- What the exercise asks
Report, as a bare number, how many lines hold "count".

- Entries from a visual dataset

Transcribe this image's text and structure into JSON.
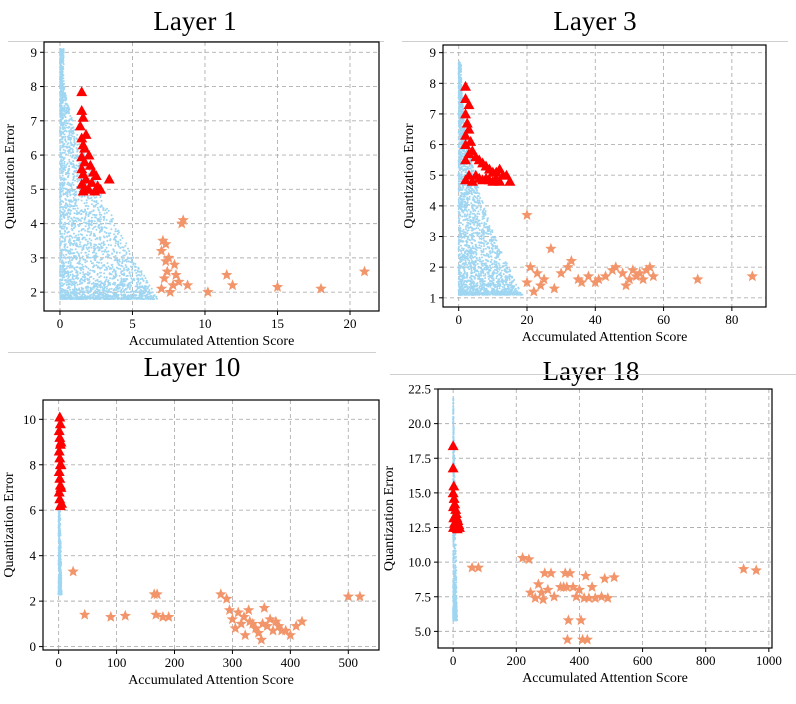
{
  "figure": {
    "panels": [
      {
        "title": "Layer 1"
      },
      {
        "title": "Layer 3"
      },
      {
        "title": "Layer 10"
      },
      {
        "title": "Layer 18"
      }
    ]
  },
  "colors": {
    "normal_tokens": "#9fd6f2",
    "high_error_tokens": "#ff0000",
    "high_attention_tokens": "#f2956b",
    "grid": "#b0b0b0"
  },
  "chart_data": [
    {
      "type": "scatter",
      "title": "Layer 1",
      "xlabel": "Accumulated Attention Score",
      "ylabel": "Quantization Error",
      "xlim": [
        -1.1,
        22
      ],
      "ylim": [
        1.45,
        9.3
      ],
      "xticks": [
        0,
        5,
        10,
        15,
        20
      ],
      "yticks": [
        2,
        3,
        4,
        5,
        6,
        7,
        8,
        9
      ],
      "grid": true,
      "cloud": {
        "xmax_at_ymin": 6.5,
        "xmin": 0,
        "ymin": 1.8,
        "ytop": 9.1,
        "peak_y": 8.2,
        "shape_power": 1.4,
        "count": 2600
      },
      "series": [
        {
          "marker": "triangle",
          "points": [
            [
              1.5,
              7.85
            ],
            [
              1.5,
              7.3
            ],
            [
              1.6,
              7.1
            ],
            [
              1.4,
              6.85
            ],
            [
              1.8,
              6.6
            ],
            [
              1.5,
              6.5
            ],
            [
              1.6,
              6.3
            ],
            [
              1.7,
              6.2
            ],
            [
              2.0,
              6.0
            ],
            [
              1.5,
              5.95
            ],
            [
              1.7,
              5.8
            ],
            [
              2.1,
              5.7
            ],
            [
              1.5,
              5.6
            ],
            [
              2.3,
              5.5
            ],
            [
              1.6,
              5.45
            ],
            [
              2.5,
              5.4
            ],
            [
              1.8,
              5.3
            ],
            [
              2.2,
              5.2
            ],
            [
              1.5,
              5.15
            ],
            [
              2.6,
              5.1
            ],
            [
              1.7,
              5.05
            ],
            [
              2.0,
              5.0
            ],
            [
              3.4,
              5.3
            ],
            [
              2.8,
              5.0
            ],
            [
              1.6,
              4.95
            ],
            [
              2.4,
              4.95
            ]
          ]
        },
        {
          "marker": "star",
          "points": [
            [
              7.0,
              2.1
            ],
            [
              7.2,
              2.4
            ],
            [
              7.0,
              3.2
            ],
            [
              7.1,
              3.5
            ],
            [
              7.3,
              2.9
            ],
            [
              7.4,
              2.6
            ],
            [
              7.5,
              3.0
            ],
            [
              7.8,
              2.2
            ],
            [
              8.0,
              2.5
            ],
            [
              7.3,
              3.4
            ],
            [
              8.4,
              4.0
            ],
            [
              8.5,
              4.1
            ],
            [
              8.2,
              2.3
            ],
            [
              8.8,
              2.2
            ],
            [
              7.6,
              2.0
            ],
            [
              7.9,
              2.8
            ],
            [
              10.2,
              2.0
            ],
            [
              11.5,
              2.5
            ],
            [
              11.9,
              2.2
            ],
            [
              15.0,
              2.15
            ],
            [
              18.0,
              2.1
            ],
            [
              21.0,
              2.6
            ]
          ]
        }
      ]
    },
    {
      "type": "scatter",
      "title": "Layer 3",
      "xlabel": "Accumulated Attention Score",
      "ylabel": "Quantization Error",
      "xlim": [
        -4.6,
        90
      ],
      "ylim": [
        0.7,
        9.25
      ],
      "xticks": [
        0,
        20,
        40,
        60,
        80
      ],
      "yticks": [
        1,
        2,
        3,
        4,
        5,
        6,
        7,
        8,
        9
      ],
      "grid": true,
      "cloud": {
        "xmax_at_ymin": 18,
        "xmin": 0,
        "ymin": 1.1,
        "ytop": 8.7,
        "peak_y": 8.5,
        "shape_power": 2.0,
        "count": 2400
      },
      "series": [
        {
          "marker": "triangle",
          "points": [
            [
              2,
              7.9
            ],
            [
              2,
              7.5
            ],
            [
              3,
              7.3
            ],
            [
              2,
              7.0
            ],
            [
              2.5,
              6.7
            ],
            [
              3,
              6.5
            ],
            [
              2,
              6.3
            ],
            [
              3.5,
              6.1
            ],
            [
              2,
              6.0
            ],
            [
              4,
              5.8
            ],
            [
              3,
              5.7
            ],
            [
              5,
              5.6
            ],
            [
              6,
              5.5
            ],
            [
              2,
              5.5
            ],
            [
              7,
              5.4
            ],
            [
              8,
              5.3
            ],
            [
              9,
              5.2
            ],
            [
              10,
              5.1
            ],
            [
              11,
              5.1
            ],
            [
              12,
              5.2
            ],
            [
              14,
              5.0
            ],
            [
              3,
              5.0
            ],
            [
              5,
              5.0
            ],
            [
              6,
              4.9
            ],
            [
              7,
              4.85
            ],
            [
              8,
              4.9
            ],
            [
              9,
              4.85
            ],
            [
              11,
              4.9
            ],
            [
              13,
              5.0
            ],
            [
              15,
              4.8
            ],
            [
              2,
              4.85
            ],
            [
              4,
              4.8
            ],
            [
              10,
              4.8
            ],
            [
              12,
              4.8
            ]
          ]
        },
        {
          "marker": "star",
          "points": [
            [
              20,
              3.7
            ],
            [
              21,
              2.0
            ],
            [
              20,
              1.5
            ],
            [
              22,
              1.2
            ],
            [
              23,
              1.8
            ],
            [
              24,
              1.4
            ],
            [
              25,
              1.6
            ],
            [
              27,
              2.6
            ],
            [
              28,
              1.3
            ],
            [
              30,
              1.8
            ],
            [
              32,
              2.0
            ],
            [
              33,
              2.2
            ],
            [
              35,
              1.6
            ],
            [
              36,
              1.5
            ],
            [
              38,
              1.7
            ],
            [
              40,
              1.5
            ],
            [
              41,
              1.6
            ],
            [
              43,
              1.7
            ],
            [
              45,
              1.9
            ],
            [
              46,
              2.0
            ],
            [
              48,
              1.8
            ],
            [
              49,
              1.4
            ],
            [
              50,
              1.6
            ],
            [
              51,
              1.9
            ],
            [
              52,
              1.7
            ],
            [
              53,
              1.8
            ],
            [
              54,
              1.6
            ],
            [
              55,
              1.9
            ],
            [
              56,
              2.0
            ],
            [
              57,
              1.7
            ],
            [
              70,
              1.6
            ],
            [
              86,
              1.7
            ]
          ]
        }
      ]
    },
    {
      "type": "scatter",
      "title": "Layer 10",
      "xlabel": "Accumulated Attention Score",
      "ylabel": "Quantization Error",
      "xlim": [
        -27,
        553
      ],
      "ylim": [
        -0.15,
        10.85
      ],
      "xticks": [
        0,
        100,
        200,
        300,
        400,
        500
      ],
      "yticks": [
        0,
        2,
        4,
        6,
        8,
        10
      ],
      "grid": true,
      "cloud": {
        "xmax_at_ymin": 5,
        "xmin": 0,
        "ymin": 2.3,
        "ytop": 10.0,
        "peak_y": 10.0,
        "shape_power": 1.0,
        "count": 700
      },
      "series": [
        {
          "marker": "triangle",
          "points": [
            [
              2,
              10.1
            ],
            [
              3,
              9.8
            ],
            [
              1,
              9.5
            ],
            [
              2,
              9.2
            ],
            [
              3,
              8.9
            ],
            [
              1,
              8.6
            ],
            [
              2,
              8.3
            ],
            [
              3,
              8.0
            ],
            [
              1,
              7.7
            ],
            [
              2,
              7.4
            ],
            [
              3,
              7.1
            ],
            [
              1,
              6.8
            ],
            [
              2,
              6.5
            ],
            [
              3,
              6.2
            ],
            [
              4,
              9.0
            ],
            [
              4,
              8.0
            ],
            [
              4,
              7.0
            ],
            [
              5,
              6.3
            ]
          ]
        },
        {
          "marker": "star",
          "points": [
            [
              25,
              3.3
            ],
            [
              45,
              1.4
            ],
            [
              90,
              1.3
            ],
            [
              115,
              1.35
            ],
            [
              165,
              2.3
            ],
            [
              170,
              2.3
            ],
            [
              168,
              1.4
            ],
            [
              180,
              1.3
            ],
            [
              190,
              1.3
            ],
            [
              280,
              2.3
            ],
            [
              290,
              2.1
            ],
            [
              295,
              1.6
            ],
            [
              300,
              1.2
            ],
            [
              305,
              0.8
            ],
            [
              310,
              1.5
            ],
            [
              315,
              1.0
            ],
            [
              320,
              1.3
            ],
            [
              322,
              0.5
            ],
            [
              328,
              1.6
            ],
            [
              330,
              1.1
            ],
            [
              335,
              1.0
            ],
            [
              340,
              0.8
            ],
            [
              345,
              0.6
            ],
            [
              350,
              0.3
            ],
            [
              352,
              1.0
            ],
            [
              355,
              1.7
            ],
            [
              360,
              0.9
            ],
            [
              365,
              1.2
            ],
            [
              370,
              0.7
            ],
            [
              375,
              1.1
            ],
            [
              380,
              0.9
            ],
            [
              385,
              0.7
            ],
            [
              392,
              0.7
            ],
            [
              400,
              0.5
            ],
            [
              410,
              0.9
            ],
            [
              420,
              1.1
            ],
            [
              500,
              2.2
            ],
            [
              520,
              2.2
            ]
          ]
        }
      ]
    },
    {
      "type": "scatter",
      "title": "Layer 18",
      "xlabel": "Accumulated Attention Score",
      "ylabel": "Quantization Error",
      "xlim": [
        -48,
        1010
      ],
      "ylim": [
        3.8,
        22.5
      ],
      "xticks": [
        0,
        200,
        400,
        600,
        800,
        1000
      ],
      "yticks": [
        5.0,
        7.5,
        10.0,
        12.5,
        15.0,
        17.5,
        20.0,
        22.5
      ],
      "grid": true,
      "cloud": {
        "xmax_at_ymin": 12,
        "xmin": 0,
        "ymin": 5.8,
        "ytop": 21.8,
        "peak_y": 21.8,
        "shape_power": 1.0,
        "count": 600
      },
      "series": [
        {
          "marker": "triangle",
          "points": [
            [
              0,
              18.4
            ],
            [
              0,
              16.8
            ],
            [
              2,
              15.5
            ],
            [
              0,
              15.0
            ],
            [
              3,
              14.6
            ],
            [
              5,
              14.2
            ],
            [
              1,
              14.0
            ],
            [
              8,
              13.8
            ],
            [
              10,
              13.5
            ],
            [
              2,
              13.2
            ],
            [
              12,
              13.2
            ],
            [
              15,
              13.0
            ],
            [
              4,
              12.8
            ],
            [
              6,
              12.6
            ],
            [
              1,
              12.5
            ],
            [
              18,
              12.7
            ],
            [
              9,
              12.5
            ],
            [
              13,
              12.4
            ],
            [
              20,
              12.5
            ]
          ]
        },
        {
          "marker": "star",
          "points": [
            [
              60,
              9.6
            ],
            [
              80,
              9.6
            ],
            [
              220,
              10.3
            ],
            [
              240,
              10.2
            ],
            [
              245,
              7.8
            ],
            [
              260,
              7.4
            ],
            [
              270,
              8.4
            ],
            [
              280,
              7.8
            ],
            [
              285,
              7.3
            ],
            [
              290,
              9.2
            ],
            [
              300,
              8.0
            ],
            [
              310,
              9.2
            ],
            [
              320,
              7.5
            ],
            [
              340,
              8.2
            ],
            [
              350,
              8.2
            ],
            [
              355,
              9.2
            ],
            [
              360,
              8.2
            ],
            [
              362,
              4.4
            ],
            [
              365,
              5.8
            ],
            [
              370,
              9.2
            ],
            [
              380,
              8.2
            ],
            [
              390,
              7.5
            ],
            [
              400,
              8.0
            ],
            [
              405,
              5.8
            ],
            [
              410,
              4.4
            ],
            [
              415,
              7.4
            ],
            [
              420,
              9.0
            ],
            [
              425,
              4.4
            ],
            [
              430,
              7.4
            ],
            [
              440,
              8.2
            ],
            [
              450,
              7.4
            ],
            [
              470,
              7.5
            ],
            [
              480,
              8.8
            ],
            [
              490,
              7.4
            ],
            [
              510,
              8.9
            ],
            [
              920,
              9.5
            ],
            [
              960,
              9.4
            ]
          ]
        }
      ]
    }
  ]
}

- Full answer
4